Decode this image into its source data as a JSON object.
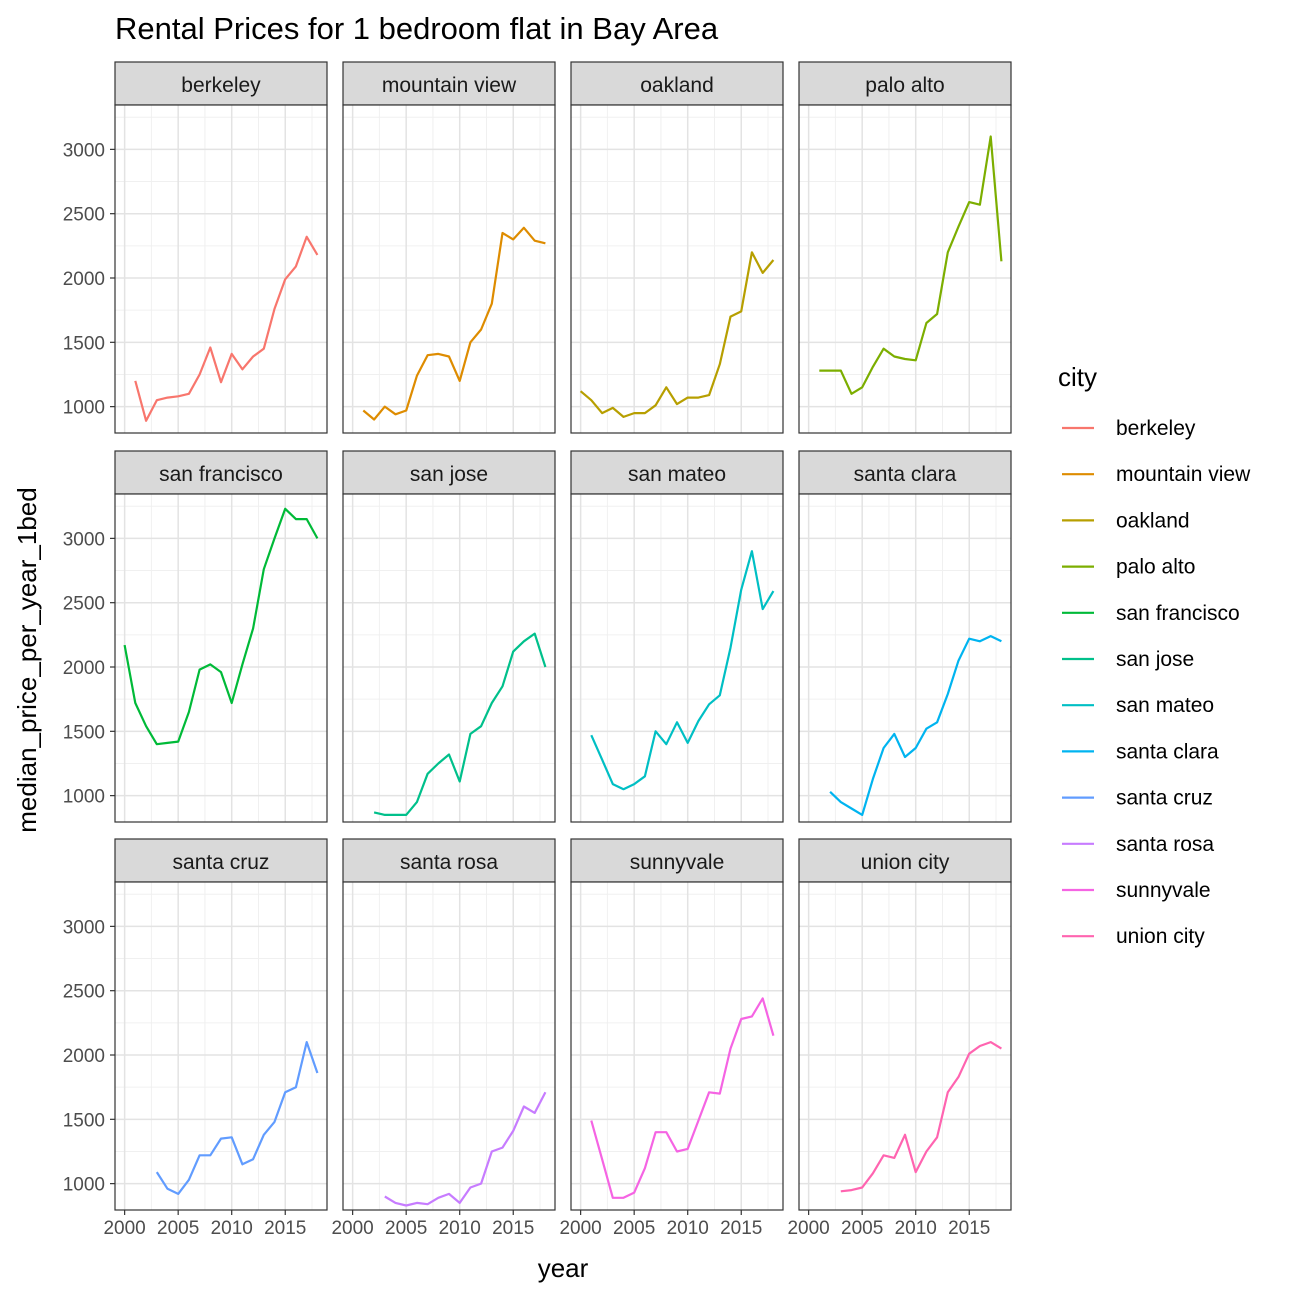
{
  "chart_data": {
    "type": "line",
    "title": "Rental Prices for 1 bedroom flat in Bay Area",
    "xlabel": "year",
    "ylabel": "median_price_per_year_1bed",
    "xlim": [
      1999.1,
      2018.9
    ],
    "ylim": [
      795,
      3345
    ],
    "x_ticks": [
      2000,
      2005,
      2010,
      2015
    ],
    "x_tick_labels": [
      "2000",
      "2005",
      "2010",
      "2015"
    ],
    "y_ticks": [
      1000,
      1500,
      2000,
      2500,
      3000
    ],
    "y_tick_labels": [
      "1000",
      "1500",
      "2000",
      "2500",
      "3000"
    ],
    "facet_layout": {
      "rows": 3,
      "cols": 4
    },
    "grid": true,
    "legend": {
      "title": "city",
      "position": "right"
    },
    "series": [
      {
        "name": "berkeley",
        "color": "#F8766D",
        "x": [
          2001,
          2002,
          2003,
          2004,
          2005,
          2006,
          2007,
          2008,
          2009,
          2010,
          2011,
          2012,
          2013,
          2014,
          2015,
          2016,
          2017,
          2018
        ],
        "y": [
          1200,
          890,
          1050,
          1070,
          1080,
          1100,
          1250,
          1460,
          1190,
          1410,
          1290,
          1390,
          1450,
          1760,
          1990,
          2090,
          2320,
          2180
        ]
      },
      {
        "name": "mountain view",
        "color": "#DE8C00",
        "x": [
          2001,
          2002,
          2003,
          2004,
          2005,
          2006,
          2007,
          2008,
          2009,
          2010,
          2011,
          2012,
          2013,
          2014,
          2015,
          2016,
          2017,
          2018
        ],
        "y": [
          970,
          900,
          1000,
          940,
          970,
          1240,
          1400,
          1410,
          1390,
          1200,
          1500,
          1600,
          1800,
          2350,
          2300,
          2390,
          2290,
          2270
        ]
      },
      {
        "name": "oakland",
        "color": "#B79F00",
        "x": [
          2000,
          2001,
          2002,
          2003,
          2004,
          2005,
          2006,
          2007,
          2008,
          2009,
          2010,
          2011,
          2012,
          2013,
          2014,
          2015,
          2016,
          2017,
          2018
        ],
        "y": [
          1120,
          1050,
          950,
          990,
          920,
          950,
          950,
          1010,
          1150,
          1020,
          1070,
          1070,
          1090,
          1330,
          1700,
          1740,
          2200,
          2040,
          2140
        ]
      },
      {
        "name": "palo alto",
        "color": "#7CAE00",
        "x": [
          2001,
          2002,
          2003,
          2004,
          2005,
          2006,
          2007,
          2008,
          2009,
          2010,
          2011,
          2012,
          2013,
          2014,
          2015,
          2016,
          2017,
          2018
        ],
        "y": [
          1280,
          1280,
          1280,
          1100,
          1150,
          1310,
          1450,
          1390,
          1370,
          1360,
          1650,
          1720,
          2200,
          2400,
          2590,
          2570,
          3100,
          2130
        ]
      },
      {
        "name": "san francisco",
        "color": "#00BA38",
        "x": [
          2000,
          2001,
          2002,
          2003,
          2004,
          2005,
          2006,
          2007,
          2008,
          2009,
          2010,
          2011,
          2012,
          2013,
          2014,
          2015,
          2016,
          2017,
          2018
        ],
        "y": [
          2170,
          1720,
          1540,
          1400,
          1410,
          1420,
          1650,
          1980,
          2020,
          1960,
          1720,
          2020,
          2300,
          2760,
          3000,
          3230,
          3150,
          3150,
          3000
        ]
      },
      {
        "name": "san jose",
        "color": "#00C08B",
        "x": [
          2002,
          2003,
          2004,
          2005,
          2006,
          2007,
          2008,
          2009,
          2010,
          2011,
          2012,
          2013,
          2014,
          2015,
          2016,
          2017,
          2018
        ],
        "y": [
          870,
          850,
          850,
          850,
          950,
          1170,
          1250,
          1320,
          1110,
          1480,
          1540,
          1720,
          1850,
          2120,
          2200,
          2260,
          2000
        ]
      },
      {
        "name": "san mateo",
        "color": "#00BFC4",
        "x": [
          2001,
          2002,
          2003,
          2004,
          2005,
          2006,
          2007,
          2008,
          2009,
          2010,
          2011,
          2012,
          2013,
          2014,
          2015,
          2016,
          2017,
          2018
        ],
        "y": [
          1470,
          1280,
          1090,
          1050,
          1090,
          1150,
          1500,
          1400,
          1570,
          1410,
          1580,
          1710,
          1780,
          2150,
          2600,
          2900,
          2450,
          2590
        ]
      },
      {
        "name": "santa clara",
        "color": "#00B4F0",
        "x": [
          2002,
          2003,
          2004,
          2005,
          2006,
          2007,
          2008,
          2009,
          2010,
          2011,
          2012,
          2013,
          2014,
          2015,
          2016,
          2017,
          2018
        ],
        "y": [
          1030,
          950,
          900,
          850,
          1130,
          1370,
          1480,
          1300,
          1370,
          1520,
          1570,
          1790,
          2050,
          2220,
          2200,
          2240,
          2200
        ]
      },
      {
        "name": "santa cruz",
        "color": "#619CFF",
        "x": [
          2003,
          2004,
          2005,
          2006,
          2007,
          2008,
          2009,
          2010,
          2011,
          2012,
          2013,
          2014,
          2015,
          2016,
          2017,
          2018
        ],
        "y": [
          1090,
          960,
          920,
          1030,
          1220,
          1220,
          1350,
          1360,
          1150,
          1190,
          1380,
          1480,
          1710,
          1750,
          2100,
          1860
        ]
      },
      {
        "name": "santa rosa",
        "color": "#C77CFF",
        "x": [
          2003,
          2004,
          2005,
          2006,
          2007,
          2008,
          2009,
          2010,
          2011,
          2012,
          2013,
          2014,
          2015,
          2016,
          2017,
          2018
        ],
        "y": [
          900,
          850,
          830,
          850,
          840,
          890,
          920,
          850,
          970,
          1000,
          1250,
          1280,
          1410,
          1600,
          1550,
          1710
        ]
      },
      {
        "name": "sunnyvale",
        "color": "#F564E3",
        "x": [
          2001,
          2002,
          2003,
          2004,
          2005,
          2006,
          2007,
          2008,
          2009,
          2010,
          2011,
          2012,
          2013,
          2014,
          2015,
          2016,
          2017,
          2018
        ],
        "y": [
          1490,
          1190,
          890,
          890,
          930,
          1120,
          1400,
          1400,
          1250,
          1270,
          1490,
          1710,
          1700,
          2050,
          2280,
          2300,
          2440,
          2150
        ]
      },
      {
        "name": "union city",
        "color": "#FF64B0",
        "x": [
          2003,
          2004,
          2005,
          2006,
          2007,
          2008,
          2009,
          2010,
          2011,
          2012,
          2013,
          2014,
          2015,
          2016,
          2017,
          2018
        ],
        "y": [
          940,
          950,
          970,
          1080,
          1220,
          1200,
          1380,
          1090,
          1250,
          1360,
          1710,
          1830,
          2010,
          2070,
          2100,
          2050
        ]
      }
    ]
  }
}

• _TO BE DONE_
Drop the images and repeat the data exactly.

• _RIGHT ANSWER_
Decode this image into its source data as a JSON object.
{
  "chart_data": {
    "type": "line",
    "title": "Rental Prices for 1 bedroom flat in Bay Area",
    "xlabel": "year",
    "ylabel": "median_price_per_year_1bed",
    "xlim": [
      1999.1,
      2018.9
    ],
    "ylim": [
      795,
      3345
    ],
    "x_ticks": [
      2000,
      2005,
      2010,
      2015
    ],
    "x_tick_labels": [
      "2000",
      "2005",
      "2010",
      "2015"
    ],
    "y_ticks": [
      1000,
      1500,
      2000,
      2500,
      3000
    ],
    "y_tick_labels": [
      "1000",
      "1500",
      "2000",
      "2500",
      "3000"
    ],
    "facet_layout": {
      "rows": 3,
      "cols": 4
    },
    "grid": true,
    "legend": {
      "title": "city",
      "position": "right"
    },
    "series": [
      {
        "name": "berkeley",
        "color": "#F8766D",
        "x": [
          2001,
          2002,
          2003,
          2004,
          2005,
          2006,
          2007,
          2008,
          2009,
          2010,
          2011,
          2012,
          2013,
          2014,
          2015,
          2016,
          2017,
          2018
        ],
        "y": [
          1200,
          890,
          1050,
          1070,
          1080,
          1100,
          1250,
          1460,
          1190,
          1410,
          1290,
          1390,
          1450,
          1760,
          1990,
          2090,
          2320,
          2180
        ]
      },
      {
        "name": "mountain view",
        "color": "#DE8C00",
        "x": [
          2001,
          2002,
          2003,
          2004,
          2005,
          2006,
          2007,
          2008,
          2009,
          2010,
          2011,
          2012,
          2013,
          2014,
          2015,
          2016,
          2017,
          2018
        ],
        "y": [
          970,
          900,
          1000,
          940,
          970,
          1240,
          1400,
          1410,
          1390,
          1200,
          1500,
          1600,
          1800,
          2350,
          2300,
          2390,
          2290,
          2270
        ]
      },
      {
        "name": "oakland",
        "color": "#B79F00",
        "x": [
          2000,
          2001,
          2002,
          2003,
          2004,
          2005,
          2006,
          2007,
          2008,
          2009,
          2010,
          2011,
          2012,
          2013,
          2014,
          2015,
          2016,
          2017,
          2018
        ],
        "y": [
          1120,
          1050,
          950,
          990,
          920,
          950,
          950,
          1010,
          1150,
          1020,
          1070,
          1070,
          1090,
          1330,
          1700,
          1740,
          2200,
          2040,
          2140
        ]
      },
      {
        "name": "palo alto",
        "color": "#7CAE00",
        "x": [
          2001,
          2002,
          2003,
          2004,
          2005,
          2006,
          2007,
          2008,
          2009,
          2010,
          2011,
          2012,
          2013,
          2014,
          2015,
          2016,
          2017,
          2018
        ],
        "y": [
          1280,
          1280,
          1280,
          1100,
          1150,
          1310,
          1450,
          1390,
          1370,
          1360,
          1650,
          1720,
          2200,
          2400,
          2590,
          2570,
          3100,
          2130
        ]
      },
      {
        "name": "san francisco",
        "color": "#00BA38",
        "x": [
          2000,
          2001,
          2002,
          2003,
          2004,
          2005,
          2006,
          2007,
          2008,
          2009,
          2010,
          2011,
          2012,
          2013,
          2014,
          2015,
          2016,
          2017,
          2018
        ],
        "y": [
          2170,
          1720,
          1540,
          1400,
          1410,
          1420,
          1650,
          1980,
          2020,
          1960,
          1720,
          2020,
          2300,
          2760,
          3000,
          3230,
          3150,
          3150,
          3000
        ]
      },
      {
        "name": "san jose",
        "color": "#00C08B",
        "x": [
          2002,
          2003,
          2004,
          2005,
          2006,
          2007,
          2008,
          2009,
          2010,
          2011,
          2012,
          2013,
          2014,
          2015,
          2016,
          2017,
          2018
        ],
        "y": [
          870,
          850,
          850,
          850,
          950,
          1170,
          1250,
          1320,
          1110,
          1480,
          1540,
          1720,
          1850,
          2120,
          2200,
          2260,
          2000
        ]
      },
      {
        "name": "san mateo",
        "color": "#00BFC4",
        "x": [
          2001,
          2002,
          2003,
          2004,
          2005,
          2006,
          2007,
          2008,
          2009,
          2010,
          2011,
          2012,
          2013,
          2014,
          2015,
          2016,
          2017,
          2018
        ],
        "y": [
          1470,
          1280,
          1090,
          1050,
          1090,
          1150,
          1500,
          1400,
          1570,
          1410,
          1580,
          1710,
          1780,
          2150,
          2600,
          2900,
          2450,
          2590
        ]
      },
      {
        "name": "santa clara",
        "color": "#00B4F0",
        "x": [
          2002,
          2003,
          2004,
          2005,
          2006,
          2007,
          2008,
          2009,
          2010,
          2011,
          2012,
          2013,
          2014,
          2015,
          2016,
          2017,
          2018
        ],
        "y": [
          1030,
          950,
          900,
          850,
          1130,
          1370,
          1480,
          1300,
          1370,
          1520,
          1570,
          1790,
          2050,
          2220,
          2200,
          2240,
          2200
        ]
      },
      {
        "name": "santa cruz",
        "color": "#619CFF",
        "x": [
          2003,
          2004,
          2005,
          2006,
          2007,
          2008,
          2009,
          2010,
          2011,
          2012,
          2013,
          2014,
          2015,
          2016,
          2017,
          2018
        ],
        "y": [
          1090,
          960,
          920,
          1030,
          1220,
          1220,
          1350,
          1360,
          1150,
          1190,
          1380,
          1480,
          1710,
          1750,
          2100,
          1860
        ]
      },
      {
        "name": "santa rosa",
        "color": "#C77CFF",
        "x": [
          2003,
          2004,
          2005,
          2006,
          2007,
          2008,
          2009,
          2010,
          2011,
          2012,
          2013,
          2014,
          2015,
          2016,
          2017,
          2018
        ],
        "y": [
          900,
          850,
          830,
          850,
          840,
          890,
          920,
          850,
          970,
          1000,
          1250,
          1280,
          1410,
          1600,
          1550,
          1710
        ]
      },
      {
        "name": "sunnyvale",
        "color": "#F564E3",
        "x": [
          2001,
          2002,
          2003,
          2004,
          2005,
          2006,
          2007,
          2008,
          2009,
          2010,
          2011,
          2012,
          2013,
          2014,
          2015,
          2016,
          2017,
          2018
        ],
        "y": [
          1490,
          1190,
          890,
          890,
          930,
          1120,
          1400,
          1400,
          1250,
          1270,
          1490,
          1710,
          1700,
          2050,
          2280,
          2300,
          2440,
          2150
        ]
      },
      {
        "name": "union city",
        "color": "#FF64B0",
        "x": [
          2003,
          2004,
          2005,
          2006,
          2007,
          2008,
          2009,
          2010,
          2011,
          2012,
          2013,
          2014,
          2015,
          2016,
          2017,
          2018
        ],
        "y": [
          940,
          950,
          970,
          1080,
          1220,
          1200,
          1380,
          1090,
          1250,
          1360,
          1710,
          1830,
          2010,
          2070,
          2100,
          2050
        ]
      }
    ]
  }
}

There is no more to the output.